Goal: Below are records to repeat exactly. Omit the pictures from the copy.
## begin Listing
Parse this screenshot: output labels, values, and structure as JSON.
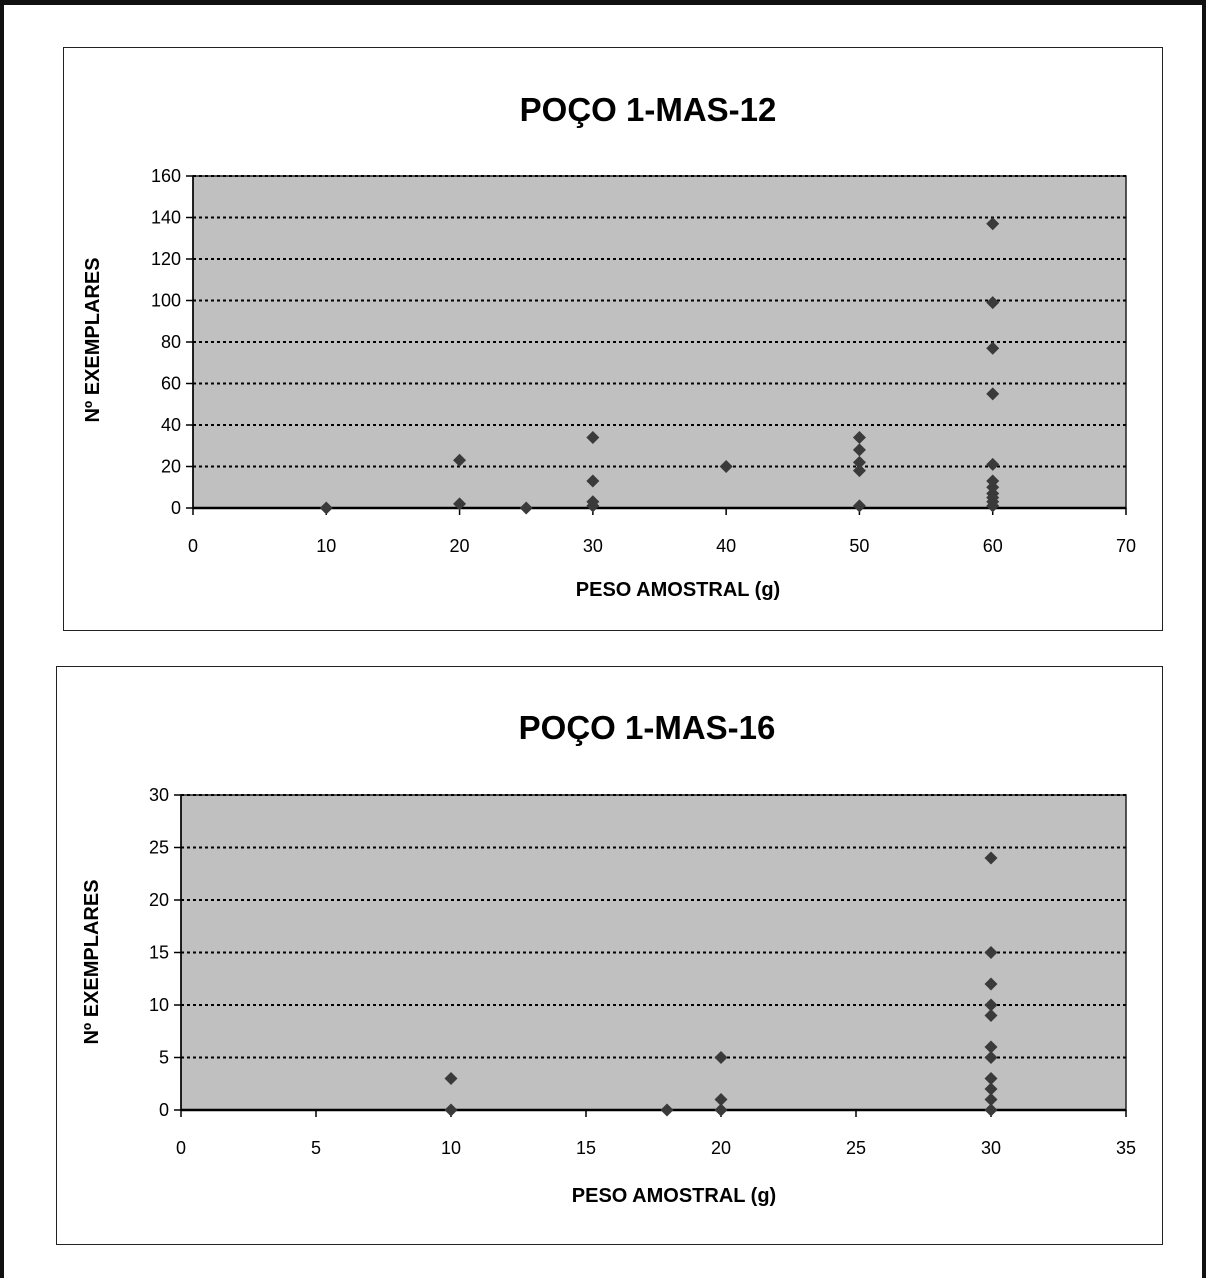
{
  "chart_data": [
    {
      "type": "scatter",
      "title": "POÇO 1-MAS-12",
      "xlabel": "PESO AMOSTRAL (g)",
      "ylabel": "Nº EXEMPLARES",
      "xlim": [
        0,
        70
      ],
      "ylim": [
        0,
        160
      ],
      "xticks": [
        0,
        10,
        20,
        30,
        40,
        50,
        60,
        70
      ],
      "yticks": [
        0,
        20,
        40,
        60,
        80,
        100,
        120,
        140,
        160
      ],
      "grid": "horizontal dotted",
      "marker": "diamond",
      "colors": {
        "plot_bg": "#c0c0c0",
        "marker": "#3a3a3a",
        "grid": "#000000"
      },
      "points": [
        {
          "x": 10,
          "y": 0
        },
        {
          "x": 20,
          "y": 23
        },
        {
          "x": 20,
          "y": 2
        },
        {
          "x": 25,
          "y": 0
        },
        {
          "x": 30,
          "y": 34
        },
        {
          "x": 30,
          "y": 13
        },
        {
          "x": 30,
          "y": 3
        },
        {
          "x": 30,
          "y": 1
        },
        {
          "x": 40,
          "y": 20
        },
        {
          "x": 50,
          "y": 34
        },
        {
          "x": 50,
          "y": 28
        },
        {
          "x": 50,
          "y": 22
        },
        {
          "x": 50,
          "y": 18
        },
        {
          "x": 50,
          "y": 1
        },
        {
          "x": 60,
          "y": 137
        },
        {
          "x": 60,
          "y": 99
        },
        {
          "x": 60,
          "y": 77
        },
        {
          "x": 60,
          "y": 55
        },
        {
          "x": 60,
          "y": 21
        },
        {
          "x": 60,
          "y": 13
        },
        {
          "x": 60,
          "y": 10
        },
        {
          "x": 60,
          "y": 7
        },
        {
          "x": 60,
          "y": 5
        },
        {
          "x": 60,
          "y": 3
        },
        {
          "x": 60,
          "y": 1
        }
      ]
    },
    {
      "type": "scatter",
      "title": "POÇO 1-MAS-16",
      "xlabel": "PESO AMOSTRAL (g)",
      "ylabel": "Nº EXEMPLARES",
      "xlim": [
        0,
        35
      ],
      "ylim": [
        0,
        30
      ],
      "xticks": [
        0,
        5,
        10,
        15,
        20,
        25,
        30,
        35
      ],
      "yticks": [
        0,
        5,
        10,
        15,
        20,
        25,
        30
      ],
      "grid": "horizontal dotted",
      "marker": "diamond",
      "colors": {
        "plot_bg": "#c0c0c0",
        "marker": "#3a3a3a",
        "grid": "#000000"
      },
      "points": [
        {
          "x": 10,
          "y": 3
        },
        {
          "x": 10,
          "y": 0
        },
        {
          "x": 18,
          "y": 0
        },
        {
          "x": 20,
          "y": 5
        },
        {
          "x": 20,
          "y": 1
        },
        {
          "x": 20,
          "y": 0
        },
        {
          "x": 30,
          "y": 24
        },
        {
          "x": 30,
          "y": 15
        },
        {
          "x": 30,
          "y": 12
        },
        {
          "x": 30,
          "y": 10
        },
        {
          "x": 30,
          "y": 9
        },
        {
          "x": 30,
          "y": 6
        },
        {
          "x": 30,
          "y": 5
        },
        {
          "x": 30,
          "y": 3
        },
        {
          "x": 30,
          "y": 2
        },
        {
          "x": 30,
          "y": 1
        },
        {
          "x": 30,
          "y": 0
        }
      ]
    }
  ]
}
## end Listing
Reply to the exercise:
Parse this screenshot: output labels, values, and structure as JSON.
{
  "chart_data": [
    {
      "type": "scatter",
      "title": "POÇO 1-MAS-12",
      "xlabel": "PESO AMOSTRAL (g)",
      "ylabel": "Nº EXEMPLARES",
      "xlim": [
        0,
        70
      ],
      "ylim": [
        0,
        160
      ],
      "xticks": [
        0,
        10,
        20,
        30,
        40,
        50,
        60,
        70
      ],
      "yticks": [
        0,
        20,
        40,
        60,
        80,
        100,
        120,
        140,
        160
      ],
      "grid": "horizontal dotted",
      "marker": "diamond",
      "colors": {
        "plot_bg": "#c0c0c0",
        "marker": "#3a3a3a",
        "grid": "#000000"
      },
      "points": [
        {
          "x": 10,
          "y": 0
        },
        {
          "x": 20,
          "y": 23
        },
        {
          "x": 20,
          "y": 2
        },
        {
          "x": 25,
          "y": 0
        },
        {
          "x": 30,
          "y": 34
        },
        {
          "x": 30,
          "y": 13
        },
        {
          "x": 30,
          "y": 3
        },
        {
          "x": 30,
          "y": 1
        },
        {
          "x": 40,
          "y": 20
        },
        {
          "x": 50,
          "y": 34
        },
        {
          "x": 50,
          "y": 28
        },
        {
          "x": 50,
          "y": 22
        },
        {
          "x": 50,
          "y": 18
        },
        {
          "x": 50,
          "y": 1
        },
        {
          "x": 60,
          "y": 137
        },
        {
          "x": 60,
          "y": 99
        },
        {
          "x": 60,
          "y": 77
        },
        {
          "x": 60,
          "y": 55
        },
        {
          "x": 60,
          "y": 21
        },
        {
          "x": 60,
          "y": 13
        },
        {
          "x": 60,
          "y": 10
        },
        {
          "x": 60,
          "y": 7
        },
        {
          "x": 60,
          "y": 5
        },
        {
          "x": 60,
          "y": 3
        },
        {
          "x": 60,
          "y": 1
        }
      ]
    },
    {
      "type": "scatter",
      "title": "POÇO 1-MAS-16",
      "xlabel": "PESO AMOSTRAL (g)",
      "ylabel": "Nº EXEMPLARES",
      "xlim": [
        0,
        35
      ],
      "ylim": [
        0,
        30
      ],
      "xticks": [
        0,
        5,
        10,
        15,
        20,
        25,
        30,
        35
      ],
      "yticks": [
        0,
        5,
        10,
        15,
        20,
        25,
        30
      ],
      "grid": "horizontal dotted",
      "marker": "diamond",
      "colors": {
        "plot_bg": "#c0c0c0",
        "marker": "#3a3a3a",
        "grid": "#000000"
      },
      "points": [
        {
          "x": 10,
          "y": 3
        },
        {
          "x": 10,
          "y": 0
        },
        {
          "x": 18,
          "y": 0
        },
        {
          "x": 20,
          "y": 5
        },
        {
          "x": 20,
          "y": 1
        },
        {
          "x": 20,
          "y": 0
        },
        {
          "x": 30,
          "y": 24
        },
        {
          "x": 30,
          "y": 15
        },
        {
          "x": 30,
          "y": 12
        },
        {
          "x": 30,
          "y": 10
        },
        {
          "x": 30,
          "y": 9
        },
        {
          "x": 30,
          "y": 6
        },
        {
          "x": 30,
          "y": 5
        },
        {
          "x": 30,
          "y": 3
        },
        {
          "x": 30,
          "y": 2
        },
        {
          "x": 30,
          "y": 1
        },
        {
          "x": 30,
          "y": 0
        }
      ]
    }
  ]
}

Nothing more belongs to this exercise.